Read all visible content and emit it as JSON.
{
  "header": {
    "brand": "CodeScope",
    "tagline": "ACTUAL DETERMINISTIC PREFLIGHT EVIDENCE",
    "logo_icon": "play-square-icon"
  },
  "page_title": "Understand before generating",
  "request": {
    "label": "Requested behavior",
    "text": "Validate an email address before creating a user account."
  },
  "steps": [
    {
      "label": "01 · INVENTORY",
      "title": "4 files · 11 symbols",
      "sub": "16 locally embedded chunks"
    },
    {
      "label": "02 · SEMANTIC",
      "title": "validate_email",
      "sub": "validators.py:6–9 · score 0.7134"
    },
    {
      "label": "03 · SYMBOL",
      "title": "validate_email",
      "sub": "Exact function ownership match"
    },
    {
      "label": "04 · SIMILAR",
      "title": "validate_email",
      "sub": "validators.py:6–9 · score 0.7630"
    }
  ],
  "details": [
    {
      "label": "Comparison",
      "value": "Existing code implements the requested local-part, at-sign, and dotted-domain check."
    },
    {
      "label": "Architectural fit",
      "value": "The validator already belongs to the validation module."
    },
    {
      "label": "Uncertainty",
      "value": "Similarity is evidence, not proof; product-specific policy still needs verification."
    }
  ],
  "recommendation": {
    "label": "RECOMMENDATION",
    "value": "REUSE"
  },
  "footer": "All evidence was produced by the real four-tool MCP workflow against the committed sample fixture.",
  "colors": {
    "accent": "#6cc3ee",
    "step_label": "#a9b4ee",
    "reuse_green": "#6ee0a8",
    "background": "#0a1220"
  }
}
+-------+
#### The task:
In the entries above, identify each line that includes the string "value", then copy it.

#### The reply:
      "value": "Existing code implements the requested local-part, at-sign, and dotted-domain check."
      "value": "The validator already belongs to the validation module."
      "value": "Similarity is evidence, not proof; product-specific policy still needs verification."
    "value": "REUSE"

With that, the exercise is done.